Direction =
Determine how many lines include "Besitzer". Give the number and nothing else.

Stored records:
····················
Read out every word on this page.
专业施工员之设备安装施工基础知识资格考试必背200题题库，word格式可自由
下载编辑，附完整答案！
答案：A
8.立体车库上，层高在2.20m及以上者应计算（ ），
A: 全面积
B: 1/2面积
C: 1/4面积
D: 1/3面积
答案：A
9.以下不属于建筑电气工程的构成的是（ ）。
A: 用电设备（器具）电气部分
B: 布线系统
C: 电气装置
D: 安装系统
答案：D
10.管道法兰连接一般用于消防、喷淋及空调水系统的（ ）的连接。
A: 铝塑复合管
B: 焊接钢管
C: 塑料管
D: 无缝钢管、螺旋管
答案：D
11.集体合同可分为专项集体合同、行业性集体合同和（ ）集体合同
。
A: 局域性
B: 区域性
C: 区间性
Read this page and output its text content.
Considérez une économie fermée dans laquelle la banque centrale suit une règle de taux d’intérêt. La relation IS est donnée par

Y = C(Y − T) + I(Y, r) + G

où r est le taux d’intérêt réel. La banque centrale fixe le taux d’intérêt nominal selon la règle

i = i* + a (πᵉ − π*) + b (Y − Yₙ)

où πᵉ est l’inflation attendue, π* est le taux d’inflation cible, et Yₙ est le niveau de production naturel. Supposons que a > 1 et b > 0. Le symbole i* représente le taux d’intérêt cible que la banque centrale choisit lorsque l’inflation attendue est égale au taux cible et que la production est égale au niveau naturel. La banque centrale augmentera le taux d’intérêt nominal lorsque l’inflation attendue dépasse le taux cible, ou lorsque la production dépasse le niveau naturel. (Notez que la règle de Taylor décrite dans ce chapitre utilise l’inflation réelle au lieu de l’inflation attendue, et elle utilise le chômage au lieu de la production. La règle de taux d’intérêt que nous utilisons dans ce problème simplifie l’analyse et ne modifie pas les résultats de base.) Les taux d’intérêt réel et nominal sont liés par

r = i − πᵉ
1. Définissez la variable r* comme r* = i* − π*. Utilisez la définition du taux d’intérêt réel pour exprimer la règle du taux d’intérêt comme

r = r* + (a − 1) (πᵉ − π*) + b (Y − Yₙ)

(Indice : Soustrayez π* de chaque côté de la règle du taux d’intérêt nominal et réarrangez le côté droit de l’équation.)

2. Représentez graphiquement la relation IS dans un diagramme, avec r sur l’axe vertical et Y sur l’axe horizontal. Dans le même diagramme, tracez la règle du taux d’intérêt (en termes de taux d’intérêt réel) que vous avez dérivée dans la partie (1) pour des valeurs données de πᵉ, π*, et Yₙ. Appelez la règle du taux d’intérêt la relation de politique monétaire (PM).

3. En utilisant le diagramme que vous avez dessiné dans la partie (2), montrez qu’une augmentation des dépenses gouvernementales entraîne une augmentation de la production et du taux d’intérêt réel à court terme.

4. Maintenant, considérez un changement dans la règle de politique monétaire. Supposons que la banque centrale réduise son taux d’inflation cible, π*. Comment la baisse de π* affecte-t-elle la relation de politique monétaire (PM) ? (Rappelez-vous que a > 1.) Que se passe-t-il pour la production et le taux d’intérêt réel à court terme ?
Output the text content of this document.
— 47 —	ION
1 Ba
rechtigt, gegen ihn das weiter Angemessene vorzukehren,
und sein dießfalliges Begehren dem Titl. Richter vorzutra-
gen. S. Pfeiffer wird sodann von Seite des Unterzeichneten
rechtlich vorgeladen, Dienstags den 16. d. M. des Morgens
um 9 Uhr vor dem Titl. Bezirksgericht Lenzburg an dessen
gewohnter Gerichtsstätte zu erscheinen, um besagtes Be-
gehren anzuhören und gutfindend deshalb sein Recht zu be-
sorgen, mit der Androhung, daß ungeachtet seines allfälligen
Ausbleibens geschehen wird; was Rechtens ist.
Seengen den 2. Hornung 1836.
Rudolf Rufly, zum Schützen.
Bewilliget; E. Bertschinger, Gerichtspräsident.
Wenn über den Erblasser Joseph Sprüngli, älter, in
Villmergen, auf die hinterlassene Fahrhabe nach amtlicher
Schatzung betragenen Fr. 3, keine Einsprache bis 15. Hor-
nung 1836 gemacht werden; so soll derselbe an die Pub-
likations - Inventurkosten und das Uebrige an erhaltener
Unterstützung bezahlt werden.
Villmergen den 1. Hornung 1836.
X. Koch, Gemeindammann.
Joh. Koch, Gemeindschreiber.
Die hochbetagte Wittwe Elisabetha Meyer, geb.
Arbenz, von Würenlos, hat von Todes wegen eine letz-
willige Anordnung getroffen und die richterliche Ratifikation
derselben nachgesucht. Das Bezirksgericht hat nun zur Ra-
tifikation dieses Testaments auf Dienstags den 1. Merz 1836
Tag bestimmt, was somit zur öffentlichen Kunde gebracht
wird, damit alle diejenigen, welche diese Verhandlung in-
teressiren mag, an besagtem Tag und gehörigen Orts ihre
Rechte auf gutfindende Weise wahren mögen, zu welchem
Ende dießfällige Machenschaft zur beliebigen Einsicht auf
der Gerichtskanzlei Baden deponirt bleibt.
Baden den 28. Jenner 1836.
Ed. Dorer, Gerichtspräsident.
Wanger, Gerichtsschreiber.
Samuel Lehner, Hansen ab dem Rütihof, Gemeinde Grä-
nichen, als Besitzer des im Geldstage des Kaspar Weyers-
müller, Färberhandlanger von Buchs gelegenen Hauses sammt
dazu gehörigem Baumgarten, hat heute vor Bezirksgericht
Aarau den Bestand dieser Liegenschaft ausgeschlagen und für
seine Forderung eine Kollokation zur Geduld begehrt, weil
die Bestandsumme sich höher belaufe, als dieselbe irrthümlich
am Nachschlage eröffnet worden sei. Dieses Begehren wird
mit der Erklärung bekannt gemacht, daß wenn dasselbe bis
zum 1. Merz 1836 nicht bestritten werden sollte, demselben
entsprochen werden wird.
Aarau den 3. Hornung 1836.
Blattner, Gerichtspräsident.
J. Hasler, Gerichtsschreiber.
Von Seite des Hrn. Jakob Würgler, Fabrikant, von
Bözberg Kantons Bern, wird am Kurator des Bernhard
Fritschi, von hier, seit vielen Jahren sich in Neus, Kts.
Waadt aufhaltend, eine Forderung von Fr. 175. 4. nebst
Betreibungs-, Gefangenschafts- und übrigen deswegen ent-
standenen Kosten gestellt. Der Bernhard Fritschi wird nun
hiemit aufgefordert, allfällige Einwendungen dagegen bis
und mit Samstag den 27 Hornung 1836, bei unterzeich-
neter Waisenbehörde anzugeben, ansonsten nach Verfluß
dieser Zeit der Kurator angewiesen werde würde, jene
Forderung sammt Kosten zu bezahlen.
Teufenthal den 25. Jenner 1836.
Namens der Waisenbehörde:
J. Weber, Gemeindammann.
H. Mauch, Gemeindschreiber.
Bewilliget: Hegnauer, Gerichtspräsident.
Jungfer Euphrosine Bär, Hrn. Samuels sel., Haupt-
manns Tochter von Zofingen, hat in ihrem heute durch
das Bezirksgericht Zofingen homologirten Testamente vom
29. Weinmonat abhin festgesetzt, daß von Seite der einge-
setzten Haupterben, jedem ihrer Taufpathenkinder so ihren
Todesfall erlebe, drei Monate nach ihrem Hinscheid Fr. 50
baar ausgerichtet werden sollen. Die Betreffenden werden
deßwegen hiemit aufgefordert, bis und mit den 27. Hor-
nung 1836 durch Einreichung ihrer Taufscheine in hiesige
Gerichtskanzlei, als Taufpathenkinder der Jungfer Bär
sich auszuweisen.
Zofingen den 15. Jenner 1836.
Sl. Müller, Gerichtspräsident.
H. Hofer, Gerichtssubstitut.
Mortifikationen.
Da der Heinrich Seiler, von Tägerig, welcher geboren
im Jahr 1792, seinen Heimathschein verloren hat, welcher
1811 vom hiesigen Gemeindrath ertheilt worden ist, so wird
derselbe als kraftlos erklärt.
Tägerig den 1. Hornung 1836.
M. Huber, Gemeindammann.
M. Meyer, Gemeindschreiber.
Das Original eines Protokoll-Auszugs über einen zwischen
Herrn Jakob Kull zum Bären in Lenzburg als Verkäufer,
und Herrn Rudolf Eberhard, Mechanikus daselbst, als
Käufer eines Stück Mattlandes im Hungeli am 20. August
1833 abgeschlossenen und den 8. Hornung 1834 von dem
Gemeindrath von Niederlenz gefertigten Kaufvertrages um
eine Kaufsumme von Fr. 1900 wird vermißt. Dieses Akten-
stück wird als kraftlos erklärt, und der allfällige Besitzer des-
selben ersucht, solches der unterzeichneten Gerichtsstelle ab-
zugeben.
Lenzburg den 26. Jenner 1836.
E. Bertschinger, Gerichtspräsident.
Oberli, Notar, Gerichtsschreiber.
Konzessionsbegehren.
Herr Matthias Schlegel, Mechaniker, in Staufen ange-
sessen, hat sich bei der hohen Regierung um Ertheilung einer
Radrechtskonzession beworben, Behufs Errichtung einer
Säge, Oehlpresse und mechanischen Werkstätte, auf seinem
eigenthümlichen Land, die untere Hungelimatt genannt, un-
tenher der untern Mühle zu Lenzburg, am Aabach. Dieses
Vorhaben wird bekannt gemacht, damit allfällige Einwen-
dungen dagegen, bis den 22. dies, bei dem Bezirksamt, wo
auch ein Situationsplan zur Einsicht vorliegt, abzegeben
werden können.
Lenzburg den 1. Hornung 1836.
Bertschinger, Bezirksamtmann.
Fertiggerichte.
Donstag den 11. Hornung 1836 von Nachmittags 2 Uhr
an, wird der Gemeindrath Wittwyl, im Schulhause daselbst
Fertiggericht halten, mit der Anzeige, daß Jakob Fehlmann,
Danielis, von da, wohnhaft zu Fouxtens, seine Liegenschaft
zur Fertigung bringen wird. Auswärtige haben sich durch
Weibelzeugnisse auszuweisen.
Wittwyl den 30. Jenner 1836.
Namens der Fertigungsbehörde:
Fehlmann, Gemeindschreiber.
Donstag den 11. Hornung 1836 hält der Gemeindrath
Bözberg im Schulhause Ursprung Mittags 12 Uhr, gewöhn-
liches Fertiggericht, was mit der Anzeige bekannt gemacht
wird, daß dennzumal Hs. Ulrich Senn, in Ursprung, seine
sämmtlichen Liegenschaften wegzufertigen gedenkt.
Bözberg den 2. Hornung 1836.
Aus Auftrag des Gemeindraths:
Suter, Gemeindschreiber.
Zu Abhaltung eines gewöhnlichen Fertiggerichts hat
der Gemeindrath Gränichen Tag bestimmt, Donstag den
····················
Result of this exercise =
2